#### Passage
════════════════════

Roche’s team identified 10 suitable pharmacies in Germany and appointed two sales reps to train the pharmacists in how to use the new device for blood tests. Letting people know they could choose what to pay for the test was fine. But the pharmacists were asked never to describe the test as a free service.

The device was loaned to the pharmacies for free so that Roche could quickly understand how patients behaved when offered a pay-what-you-want option. Roche’s hypothesis was that while the device might bring in less revenue per test, it would be used more frequently – which, for a product designed to forewarn people about risk conditions, was a good thing.

As people in Germany aren’t used to paying for diagnostic tests, the Roche team offered two anchor prices: €15 and €25 (£12.9 and £21.5) to five pharmacies each. The pharmacists were told they could reveal the fee to any customers asking how much the test usually cost.

Did the experiment work? Over the three-month test period, 235 people used the service on the pay-what-you-want basis. While 15% offered nothing, the other 85% paid between €1 (80p) and €25, or €6.65 (€5.72) on average.

“For us it was very interesting that people paid almost as much for one test – either lipids (€6.47/£5.57) or HbA1c (€5.01/£4.31) – as for both tests together,” Schreiber says. “So doing only one test each time has the potential to increase sales significantly, plus it reduces the time from taking the test to getting the results by about 50%.” The anchor prices also played a part, with 25% paying €25 – significantly more than the average price that patients paid.

The team carried out a similar experiment in Italy, this time with GP surgeries because of the country’s different rules for reimbursements. Some 86 people used the service across eight GP surgeries. The anchor price was €35 (£30.1), “as Italians generally pay €60 (£51.6) or more for these types of services as part of an annual check-up,” Schreiber says. Of this sample, 23% paid nothing. Those who did pay offered €5 to €35 (£4.3 to £30.1), or €19.25 (£16.5) on average. In Italy, people are generally charged €23 (£19.8) for blood tests.

What has Roche learnt from this test?

So what did the team learn? Perhaps unsurprisingly, the pay-what-you-want model resulted in a slightly lower price being paid, because some people chose not to contribute. The team also learned much about framing the pricing decision. “We sought feedback from the pharmacists and GPs in terms of the right words to use,” Schreiber says. “Some people were a bit too shy to sell the extra service, so our salespeople showed them how to do it.”

But the whole point of the experiment was about increasing the accessible market. Schreiber noted that Roche was excited about the positive results for a pricing model that “no-one had used before”. While it’s unlikely that a pay-what-you-want model will work in the long term in Germany, a freemium one – that offers a basic test for free and charges for the more complete service – may prove more successful.

There is a bigger picture here, with Roche aiming to help people take responsibility for and understand their risk conditions – and adapt their lifestyle accordingly. Schreiber says: “We had 24 people (8%) in our study for whom we detected high levels of lipids or glucose levels, but they hadn’t known about it. They wouldn’t have taken the test with standard pricing, but now they are empowered to take the next steps to reduce their cardiovascular risk. Imagine rolling this out, and testing not just 300 people but 30,000 people. The benefits to society are potentially huge.”

So how is Roche using the results of this experiment? The team is working with executives in its diagnostics business unit to see if a version of this experiment can be trialled more widely. Clearly, this pricing model only works in certain parts of the healthcare system, but the core idea – that novel approaches to pricing can have a significant effect on customer behaviour – is one that can be applied for a huge range of medical services.

“Don’t try to figure out, at your office desk, what a good price is,” Schreiber says. “Go to the market, experiment and get a result. You might be surprised by what you learn. Then adapt your price accordingly.”

════════════════════

#### Exercises to complete
- A) According to the passage on Roche's pricing experiment, how many people used the pay-what-you-want service in Germany during the three-month test period?
- B) Edit the part of the passage on Roche's pricing experiment that opens with the words containing "Did the experiment" and closes with "that patients paid.", replacing "experiment" with "trial" throughout that part.

════════════════════

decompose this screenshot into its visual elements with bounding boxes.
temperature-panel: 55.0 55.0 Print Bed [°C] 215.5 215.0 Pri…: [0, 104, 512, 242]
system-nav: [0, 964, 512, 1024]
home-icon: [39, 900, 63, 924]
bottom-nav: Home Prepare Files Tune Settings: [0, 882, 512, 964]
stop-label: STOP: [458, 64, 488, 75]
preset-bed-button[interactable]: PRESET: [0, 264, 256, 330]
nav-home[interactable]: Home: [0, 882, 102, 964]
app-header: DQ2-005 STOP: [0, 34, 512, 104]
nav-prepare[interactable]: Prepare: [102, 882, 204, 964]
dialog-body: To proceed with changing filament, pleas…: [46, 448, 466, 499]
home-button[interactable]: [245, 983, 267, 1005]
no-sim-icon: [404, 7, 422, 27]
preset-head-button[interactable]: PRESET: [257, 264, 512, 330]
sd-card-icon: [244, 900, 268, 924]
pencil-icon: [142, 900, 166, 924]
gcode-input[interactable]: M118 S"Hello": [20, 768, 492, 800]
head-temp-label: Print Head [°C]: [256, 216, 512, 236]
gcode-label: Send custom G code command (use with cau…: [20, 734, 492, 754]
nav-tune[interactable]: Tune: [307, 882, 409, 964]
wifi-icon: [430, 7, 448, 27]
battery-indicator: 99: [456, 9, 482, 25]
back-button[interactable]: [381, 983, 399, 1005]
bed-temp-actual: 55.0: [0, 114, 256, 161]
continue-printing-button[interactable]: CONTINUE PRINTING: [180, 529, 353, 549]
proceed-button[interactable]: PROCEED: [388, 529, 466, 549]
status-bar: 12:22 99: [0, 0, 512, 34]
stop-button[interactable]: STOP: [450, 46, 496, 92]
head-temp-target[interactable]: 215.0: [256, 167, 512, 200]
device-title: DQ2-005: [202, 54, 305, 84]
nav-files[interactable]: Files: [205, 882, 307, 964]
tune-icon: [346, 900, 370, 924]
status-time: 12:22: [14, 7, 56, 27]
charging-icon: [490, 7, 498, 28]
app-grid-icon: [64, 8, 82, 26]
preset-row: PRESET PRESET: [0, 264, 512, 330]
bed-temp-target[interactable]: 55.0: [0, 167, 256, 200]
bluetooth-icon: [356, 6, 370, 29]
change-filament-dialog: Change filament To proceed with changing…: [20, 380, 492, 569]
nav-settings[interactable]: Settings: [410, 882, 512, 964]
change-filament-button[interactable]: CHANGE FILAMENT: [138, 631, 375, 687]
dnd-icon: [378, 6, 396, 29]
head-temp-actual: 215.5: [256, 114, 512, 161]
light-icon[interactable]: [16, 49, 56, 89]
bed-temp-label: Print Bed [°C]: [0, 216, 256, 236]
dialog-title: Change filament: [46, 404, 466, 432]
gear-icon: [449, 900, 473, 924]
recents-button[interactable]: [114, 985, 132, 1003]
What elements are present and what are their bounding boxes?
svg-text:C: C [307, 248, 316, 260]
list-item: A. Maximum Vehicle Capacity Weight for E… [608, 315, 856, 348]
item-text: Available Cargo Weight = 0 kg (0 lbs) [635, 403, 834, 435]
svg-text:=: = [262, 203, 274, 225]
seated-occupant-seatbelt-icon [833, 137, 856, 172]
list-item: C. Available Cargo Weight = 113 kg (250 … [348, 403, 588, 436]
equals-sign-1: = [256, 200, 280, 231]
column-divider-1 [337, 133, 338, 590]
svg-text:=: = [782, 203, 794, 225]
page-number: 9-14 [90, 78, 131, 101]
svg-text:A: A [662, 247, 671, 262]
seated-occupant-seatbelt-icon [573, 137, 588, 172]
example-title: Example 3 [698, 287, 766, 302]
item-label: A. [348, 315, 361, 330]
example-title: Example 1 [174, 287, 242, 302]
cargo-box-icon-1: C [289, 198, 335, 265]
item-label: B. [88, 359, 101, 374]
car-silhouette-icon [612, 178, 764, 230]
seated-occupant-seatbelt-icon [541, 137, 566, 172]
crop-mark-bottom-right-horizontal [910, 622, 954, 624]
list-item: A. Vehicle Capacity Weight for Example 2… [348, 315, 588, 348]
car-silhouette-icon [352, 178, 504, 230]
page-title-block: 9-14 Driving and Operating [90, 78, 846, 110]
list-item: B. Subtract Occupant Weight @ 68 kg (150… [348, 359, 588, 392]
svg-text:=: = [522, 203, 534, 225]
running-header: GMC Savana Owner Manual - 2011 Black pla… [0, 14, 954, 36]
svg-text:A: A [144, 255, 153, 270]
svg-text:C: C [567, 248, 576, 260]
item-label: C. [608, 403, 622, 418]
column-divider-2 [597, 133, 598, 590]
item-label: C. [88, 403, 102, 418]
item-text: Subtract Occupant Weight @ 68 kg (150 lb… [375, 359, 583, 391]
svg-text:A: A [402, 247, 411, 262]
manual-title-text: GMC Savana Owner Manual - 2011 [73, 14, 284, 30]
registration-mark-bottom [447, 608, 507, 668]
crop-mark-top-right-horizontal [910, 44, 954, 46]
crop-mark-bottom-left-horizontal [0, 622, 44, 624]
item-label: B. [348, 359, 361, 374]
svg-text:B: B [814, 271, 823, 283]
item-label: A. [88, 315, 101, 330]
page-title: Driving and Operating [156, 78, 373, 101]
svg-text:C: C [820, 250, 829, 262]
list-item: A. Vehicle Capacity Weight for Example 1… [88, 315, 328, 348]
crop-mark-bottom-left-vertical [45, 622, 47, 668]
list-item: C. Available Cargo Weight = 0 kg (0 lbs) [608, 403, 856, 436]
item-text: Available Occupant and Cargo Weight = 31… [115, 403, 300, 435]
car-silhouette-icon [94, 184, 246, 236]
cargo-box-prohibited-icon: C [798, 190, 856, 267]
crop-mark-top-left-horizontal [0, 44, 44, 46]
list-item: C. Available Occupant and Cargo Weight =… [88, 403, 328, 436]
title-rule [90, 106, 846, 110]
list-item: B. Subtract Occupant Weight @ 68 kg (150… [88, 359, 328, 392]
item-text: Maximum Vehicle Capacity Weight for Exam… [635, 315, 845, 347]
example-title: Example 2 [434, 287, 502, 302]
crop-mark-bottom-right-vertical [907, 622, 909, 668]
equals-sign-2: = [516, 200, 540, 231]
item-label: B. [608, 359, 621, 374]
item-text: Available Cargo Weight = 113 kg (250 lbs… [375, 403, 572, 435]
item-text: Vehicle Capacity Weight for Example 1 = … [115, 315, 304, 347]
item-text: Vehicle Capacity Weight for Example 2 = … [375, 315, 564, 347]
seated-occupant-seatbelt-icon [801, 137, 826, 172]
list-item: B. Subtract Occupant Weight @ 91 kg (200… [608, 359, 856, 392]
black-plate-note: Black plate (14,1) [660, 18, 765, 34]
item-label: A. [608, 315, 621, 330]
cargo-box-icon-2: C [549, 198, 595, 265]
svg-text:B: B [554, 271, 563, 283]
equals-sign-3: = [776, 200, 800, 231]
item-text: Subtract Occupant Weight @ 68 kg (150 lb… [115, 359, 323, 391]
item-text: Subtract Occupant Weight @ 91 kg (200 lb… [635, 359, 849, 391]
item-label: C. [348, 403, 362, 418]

════════════════════

#### Numbered answers
- A) 235 people.

- B)
Did the trial work? Over the three-month test period, 235 people used the service on the pay-what-you-want basis. While 15% offered nothing, the other 85% paid between €1 (80p) and €25, or €6.65 (€5.72) on average.

“For us it was very interesting that people paid almost as much for one test – either lipids (€6.47/£5.57) or HbA1c (€5.01/£4.31) – as for both tests together,” Schreiber says. “So doing only one test each time has the potential to increase sales significantly, plus it reduces the time from taking the test to getting the results by about 50%.” The anchor prices also played a part, with 25% paying €25 – significantly more than the average price that patients paid.